→ Instructions to follow
Retype the records below exactly as they appear.

→ Stored items from a collection

◇ ◇ ◇ ◇

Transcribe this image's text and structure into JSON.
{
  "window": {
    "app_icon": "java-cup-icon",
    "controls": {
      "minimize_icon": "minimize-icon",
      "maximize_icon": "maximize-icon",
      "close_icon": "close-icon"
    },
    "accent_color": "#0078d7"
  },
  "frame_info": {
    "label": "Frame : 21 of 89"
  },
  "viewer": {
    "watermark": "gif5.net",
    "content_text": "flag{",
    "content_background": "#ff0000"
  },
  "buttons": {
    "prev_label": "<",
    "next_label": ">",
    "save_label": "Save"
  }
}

◇ ◇ ◇ ◇

→ Problem solution
Transcribe this image's text and structure into JSON.
{
  "window": {
    "app_icon": "java-cup-icon",
    "controls": {
      "minimize_icon": "minimize-icon",
      "maximize_icon": "maximize-icon",
      "close_icon": "close-icon"
    },
    "accent_color": "#0078d7"
  },
  "frame_info": {
    "label": "Frame : 21 of 89"
  },
  "viewer": {
    "watermark": "gif5.net",
    "content_text": "flag{",
    "content_background": "#ff0000"
  },
  "buttons": {
    "prev_label": "<",
    "next_label": ">",
    "save_label": "Save"
  }
}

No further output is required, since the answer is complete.